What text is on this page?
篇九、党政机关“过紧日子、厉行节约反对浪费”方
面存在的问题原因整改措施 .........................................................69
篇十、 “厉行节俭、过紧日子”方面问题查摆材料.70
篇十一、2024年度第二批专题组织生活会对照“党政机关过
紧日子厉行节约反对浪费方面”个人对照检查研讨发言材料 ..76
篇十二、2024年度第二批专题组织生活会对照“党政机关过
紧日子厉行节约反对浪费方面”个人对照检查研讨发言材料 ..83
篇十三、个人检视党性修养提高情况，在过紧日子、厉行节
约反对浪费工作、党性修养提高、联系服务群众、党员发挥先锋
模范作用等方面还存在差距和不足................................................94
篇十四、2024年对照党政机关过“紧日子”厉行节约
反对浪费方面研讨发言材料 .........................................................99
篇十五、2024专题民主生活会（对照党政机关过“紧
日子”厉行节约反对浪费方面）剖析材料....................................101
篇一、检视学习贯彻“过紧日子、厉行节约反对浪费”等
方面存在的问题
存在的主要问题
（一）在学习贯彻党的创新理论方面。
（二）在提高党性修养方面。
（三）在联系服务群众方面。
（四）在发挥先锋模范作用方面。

▸ **Work required**: From the data above, extract every line in its exact form.

▸ **Exercise solution**:
What text is on this page?
篇九、党政机关“过紧日子、厉行节约反对浪费”方
面存在的问题原因整改措施 .........................................................69
篇十、 “厉行节俭、过紧日子”方面问题查摆材料.70
篇十一、2024年度第二批专题组织生活会对照“党政机关过
紧日子厉行节约反对浪费方面”个人对照检查研讨发言材料 ..76
篇十二、2024年度第二批专题组织生活会对照“党政机关过
紧日子厉行节约反对浪费方面”个人对照检查研讨发言材料 ..83
篇十三、个人检视党性修养提高情况，在过紧日子、厉行节
约反对浪费工作、党性修养提高、联系服务群众、党员发挥先锋
模范作用等方面还存在差距和不足................................................94
篇十四、2024年对照党政机关过“紧日子”厉行节约
反对浪费方面研讨发言材料 .........................................................99
篇十五、2024专题民主生活会（对照党政机关过“紧
日子”厉行节约反对浪费方面）剖析材料....................................101
篇一、检视学习贯彻“过紧日子、厉行节约反对浪费”等
方面存在的问题
存在的主要问题
（一）在学习贯彻党的创新理论方面。
（二）在提高党性修养方面。
（三）在联系服务群众方面。
（四）在发挥先锋模范作用方面。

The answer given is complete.